Saved entries
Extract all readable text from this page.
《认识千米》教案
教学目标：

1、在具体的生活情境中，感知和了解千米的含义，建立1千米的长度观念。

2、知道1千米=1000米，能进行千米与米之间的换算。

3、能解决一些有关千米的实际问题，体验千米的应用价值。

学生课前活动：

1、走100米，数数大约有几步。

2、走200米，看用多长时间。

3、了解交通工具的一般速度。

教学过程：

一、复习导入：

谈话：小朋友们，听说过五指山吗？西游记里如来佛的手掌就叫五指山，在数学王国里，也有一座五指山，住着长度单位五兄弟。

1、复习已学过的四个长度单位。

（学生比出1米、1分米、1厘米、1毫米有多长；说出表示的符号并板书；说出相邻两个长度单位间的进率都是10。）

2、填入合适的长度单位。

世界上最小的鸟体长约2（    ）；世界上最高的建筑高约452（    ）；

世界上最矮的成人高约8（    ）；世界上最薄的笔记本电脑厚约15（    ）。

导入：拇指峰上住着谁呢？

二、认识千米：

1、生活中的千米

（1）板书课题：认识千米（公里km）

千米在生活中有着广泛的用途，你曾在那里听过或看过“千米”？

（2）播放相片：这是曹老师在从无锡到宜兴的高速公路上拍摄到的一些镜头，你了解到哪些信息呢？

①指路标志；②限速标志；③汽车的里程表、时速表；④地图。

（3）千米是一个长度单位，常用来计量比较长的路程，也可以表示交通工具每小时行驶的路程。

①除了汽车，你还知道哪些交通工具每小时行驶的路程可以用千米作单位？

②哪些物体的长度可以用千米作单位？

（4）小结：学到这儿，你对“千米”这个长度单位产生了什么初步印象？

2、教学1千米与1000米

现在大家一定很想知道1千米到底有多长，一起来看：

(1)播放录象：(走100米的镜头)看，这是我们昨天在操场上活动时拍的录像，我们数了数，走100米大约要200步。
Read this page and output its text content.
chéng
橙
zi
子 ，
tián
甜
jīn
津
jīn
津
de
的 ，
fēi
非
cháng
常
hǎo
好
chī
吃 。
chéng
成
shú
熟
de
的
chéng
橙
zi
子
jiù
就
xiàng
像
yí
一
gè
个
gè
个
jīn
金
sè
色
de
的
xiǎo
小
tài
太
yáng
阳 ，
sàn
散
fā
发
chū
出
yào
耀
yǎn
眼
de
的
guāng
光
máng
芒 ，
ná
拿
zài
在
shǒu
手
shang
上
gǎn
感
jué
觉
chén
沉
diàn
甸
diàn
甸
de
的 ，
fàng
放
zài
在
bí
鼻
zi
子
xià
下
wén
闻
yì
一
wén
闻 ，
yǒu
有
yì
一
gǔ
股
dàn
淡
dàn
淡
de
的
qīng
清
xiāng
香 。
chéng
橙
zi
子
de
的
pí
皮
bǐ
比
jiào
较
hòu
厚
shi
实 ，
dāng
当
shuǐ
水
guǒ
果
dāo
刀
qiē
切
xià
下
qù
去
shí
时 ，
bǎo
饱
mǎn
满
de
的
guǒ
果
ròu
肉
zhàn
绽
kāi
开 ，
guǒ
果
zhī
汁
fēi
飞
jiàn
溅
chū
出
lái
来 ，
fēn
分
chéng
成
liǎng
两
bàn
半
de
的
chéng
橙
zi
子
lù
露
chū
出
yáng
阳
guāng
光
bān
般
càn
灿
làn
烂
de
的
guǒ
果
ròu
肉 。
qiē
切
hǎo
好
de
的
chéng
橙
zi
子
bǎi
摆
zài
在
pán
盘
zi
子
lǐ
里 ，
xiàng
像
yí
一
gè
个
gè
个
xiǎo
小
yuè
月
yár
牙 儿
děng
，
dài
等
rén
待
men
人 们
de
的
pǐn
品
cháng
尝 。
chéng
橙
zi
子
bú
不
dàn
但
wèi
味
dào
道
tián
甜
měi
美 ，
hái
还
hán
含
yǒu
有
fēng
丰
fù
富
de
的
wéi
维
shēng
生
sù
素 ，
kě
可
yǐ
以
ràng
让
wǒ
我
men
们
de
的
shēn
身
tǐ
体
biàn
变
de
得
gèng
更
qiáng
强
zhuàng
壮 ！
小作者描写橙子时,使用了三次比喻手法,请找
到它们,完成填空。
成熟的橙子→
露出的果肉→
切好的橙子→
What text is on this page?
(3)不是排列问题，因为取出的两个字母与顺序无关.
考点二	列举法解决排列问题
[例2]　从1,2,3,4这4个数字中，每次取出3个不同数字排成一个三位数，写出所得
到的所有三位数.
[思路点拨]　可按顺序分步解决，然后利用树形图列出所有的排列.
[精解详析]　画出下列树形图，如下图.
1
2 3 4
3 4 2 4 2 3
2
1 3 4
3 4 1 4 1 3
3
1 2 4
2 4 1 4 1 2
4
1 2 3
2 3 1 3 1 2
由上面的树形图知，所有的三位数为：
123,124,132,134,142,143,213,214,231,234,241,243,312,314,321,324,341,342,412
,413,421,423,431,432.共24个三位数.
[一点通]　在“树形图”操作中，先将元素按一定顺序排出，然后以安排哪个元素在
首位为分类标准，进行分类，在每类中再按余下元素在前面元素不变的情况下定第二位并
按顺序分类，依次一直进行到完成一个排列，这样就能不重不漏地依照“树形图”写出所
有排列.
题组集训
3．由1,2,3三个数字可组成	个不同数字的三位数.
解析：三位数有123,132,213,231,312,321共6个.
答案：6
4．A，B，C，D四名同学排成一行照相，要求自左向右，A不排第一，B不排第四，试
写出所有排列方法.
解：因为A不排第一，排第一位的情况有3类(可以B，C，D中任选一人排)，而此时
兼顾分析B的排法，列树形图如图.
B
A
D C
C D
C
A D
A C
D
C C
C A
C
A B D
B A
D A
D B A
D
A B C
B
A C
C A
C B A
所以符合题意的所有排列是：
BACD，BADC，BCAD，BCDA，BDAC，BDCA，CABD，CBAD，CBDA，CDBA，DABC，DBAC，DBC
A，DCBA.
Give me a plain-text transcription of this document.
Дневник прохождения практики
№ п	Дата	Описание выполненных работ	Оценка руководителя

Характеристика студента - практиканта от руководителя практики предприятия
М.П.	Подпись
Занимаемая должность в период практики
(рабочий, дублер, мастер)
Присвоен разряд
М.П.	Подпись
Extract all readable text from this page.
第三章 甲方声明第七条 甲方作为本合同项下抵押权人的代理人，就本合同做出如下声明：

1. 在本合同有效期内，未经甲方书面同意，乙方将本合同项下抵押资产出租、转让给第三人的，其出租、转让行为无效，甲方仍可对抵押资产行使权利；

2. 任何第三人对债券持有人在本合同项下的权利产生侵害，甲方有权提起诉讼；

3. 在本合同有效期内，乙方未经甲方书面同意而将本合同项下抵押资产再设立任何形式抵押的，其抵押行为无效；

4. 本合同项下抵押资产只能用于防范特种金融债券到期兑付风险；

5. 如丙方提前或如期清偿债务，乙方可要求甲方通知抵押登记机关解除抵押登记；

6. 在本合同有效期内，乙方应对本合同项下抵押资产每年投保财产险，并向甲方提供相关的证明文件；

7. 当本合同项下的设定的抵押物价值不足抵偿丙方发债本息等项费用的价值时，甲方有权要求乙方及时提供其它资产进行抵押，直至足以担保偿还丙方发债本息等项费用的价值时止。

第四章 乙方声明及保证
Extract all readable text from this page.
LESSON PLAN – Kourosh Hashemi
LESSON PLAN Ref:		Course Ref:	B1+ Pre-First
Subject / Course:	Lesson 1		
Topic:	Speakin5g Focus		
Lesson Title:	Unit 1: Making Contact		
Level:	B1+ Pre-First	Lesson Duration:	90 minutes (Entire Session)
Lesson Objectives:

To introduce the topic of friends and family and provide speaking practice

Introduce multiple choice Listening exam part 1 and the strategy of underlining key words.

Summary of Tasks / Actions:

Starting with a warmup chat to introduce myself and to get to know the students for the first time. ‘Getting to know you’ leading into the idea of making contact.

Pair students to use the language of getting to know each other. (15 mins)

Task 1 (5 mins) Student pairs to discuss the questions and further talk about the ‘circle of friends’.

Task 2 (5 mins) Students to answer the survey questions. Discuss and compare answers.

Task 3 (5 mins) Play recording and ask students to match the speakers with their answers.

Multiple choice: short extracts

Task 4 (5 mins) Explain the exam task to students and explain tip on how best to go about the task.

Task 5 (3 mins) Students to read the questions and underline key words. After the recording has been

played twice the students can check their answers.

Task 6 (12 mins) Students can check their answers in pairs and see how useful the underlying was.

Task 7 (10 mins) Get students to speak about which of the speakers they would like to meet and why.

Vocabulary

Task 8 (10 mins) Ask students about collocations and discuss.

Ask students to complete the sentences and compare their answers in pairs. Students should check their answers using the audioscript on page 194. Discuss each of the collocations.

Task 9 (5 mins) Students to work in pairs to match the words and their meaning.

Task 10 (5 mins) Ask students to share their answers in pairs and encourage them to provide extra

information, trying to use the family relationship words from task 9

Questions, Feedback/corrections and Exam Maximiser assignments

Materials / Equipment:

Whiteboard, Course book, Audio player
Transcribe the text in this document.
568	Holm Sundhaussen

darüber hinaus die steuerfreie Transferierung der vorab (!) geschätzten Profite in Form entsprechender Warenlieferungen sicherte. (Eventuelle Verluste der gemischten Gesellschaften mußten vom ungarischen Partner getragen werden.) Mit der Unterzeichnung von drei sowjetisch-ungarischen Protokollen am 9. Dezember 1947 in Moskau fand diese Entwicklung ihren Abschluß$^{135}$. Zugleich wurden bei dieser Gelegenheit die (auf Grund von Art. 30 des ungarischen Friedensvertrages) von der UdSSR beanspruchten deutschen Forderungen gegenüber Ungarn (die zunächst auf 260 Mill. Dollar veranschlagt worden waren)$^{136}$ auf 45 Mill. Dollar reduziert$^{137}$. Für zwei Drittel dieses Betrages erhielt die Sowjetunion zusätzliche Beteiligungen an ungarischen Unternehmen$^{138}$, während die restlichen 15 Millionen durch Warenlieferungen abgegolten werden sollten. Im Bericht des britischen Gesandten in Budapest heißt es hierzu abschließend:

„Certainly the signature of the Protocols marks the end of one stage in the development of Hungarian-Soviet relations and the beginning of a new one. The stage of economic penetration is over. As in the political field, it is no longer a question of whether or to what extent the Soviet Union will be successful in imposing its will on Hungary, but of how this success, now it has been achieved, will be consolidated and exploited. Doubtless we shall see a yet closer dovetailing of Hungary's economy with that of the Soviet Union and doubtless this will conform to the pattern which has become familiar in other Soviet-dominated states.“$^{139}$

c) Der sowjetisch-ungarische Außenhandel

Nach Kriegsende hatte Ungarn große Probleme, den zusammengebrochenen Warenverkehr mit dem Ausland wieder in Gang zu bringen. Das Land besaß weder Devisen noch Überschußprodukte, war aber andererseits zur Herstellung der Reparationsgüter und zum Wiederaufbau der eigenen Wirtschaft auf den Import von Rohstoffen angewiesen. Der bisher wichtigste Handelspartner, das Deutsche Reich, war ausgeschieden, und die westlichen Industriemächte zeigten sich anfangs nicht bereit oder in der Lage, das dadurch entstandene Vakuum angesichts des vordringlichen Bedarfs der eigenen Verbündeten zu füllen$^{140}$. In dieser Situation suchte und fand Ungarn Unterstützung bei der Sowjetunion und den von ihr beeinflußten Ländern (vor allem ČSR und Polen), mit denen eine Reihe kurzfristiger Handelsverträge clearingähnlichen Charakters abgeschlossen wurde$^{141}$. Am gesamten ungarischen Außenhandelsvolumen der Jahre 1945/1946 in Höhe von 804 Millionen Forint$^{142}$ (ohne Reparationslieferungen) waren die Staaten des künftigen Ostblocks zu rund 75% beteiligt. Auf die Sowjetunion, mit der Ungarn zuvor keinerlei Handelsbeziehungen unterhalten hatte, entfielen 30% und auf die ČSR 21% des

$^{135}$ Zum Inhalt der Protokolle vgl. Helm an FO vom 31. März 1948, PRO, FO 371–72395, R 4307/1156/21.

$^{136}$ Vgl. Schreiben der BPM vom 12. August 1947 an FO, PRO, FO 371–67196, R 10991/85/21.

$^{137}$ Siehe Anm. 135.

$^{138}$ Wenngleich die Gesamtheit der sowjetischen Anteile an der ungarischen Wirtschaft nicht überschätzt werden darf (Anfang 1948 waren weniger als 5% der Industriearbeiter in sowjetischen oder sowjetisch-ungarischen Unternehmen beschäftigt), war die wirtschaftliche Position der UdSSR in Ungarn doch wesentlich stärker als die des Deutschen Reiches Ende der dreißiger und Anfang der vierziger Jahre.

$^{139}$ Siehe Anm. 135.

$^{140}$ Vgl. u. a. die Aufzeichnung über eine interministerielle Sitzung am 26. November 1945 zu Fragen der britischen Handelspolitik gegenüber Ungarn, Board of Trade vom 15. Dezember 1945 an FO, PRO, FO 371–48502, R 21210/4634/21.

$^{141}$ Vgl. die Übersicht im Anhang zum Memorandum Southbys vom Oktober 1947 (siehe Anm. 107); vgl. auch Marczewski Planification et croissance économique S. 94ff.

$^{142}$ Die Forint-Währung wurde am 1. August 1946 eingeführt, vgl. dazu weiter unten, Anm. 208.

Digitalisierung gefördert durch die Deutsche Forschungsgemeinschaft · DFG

§ **What to produce**:
From the data above, gather every line that includes the word "text".

§ **The response**:
Extract all readable text from this page.
Read this page and output its text content.
What text is on this page?
Give me a plain-text transcription of this document.
Extract all readable text from this page.
Extract all readable text from this page.
Transcribe the text in this document.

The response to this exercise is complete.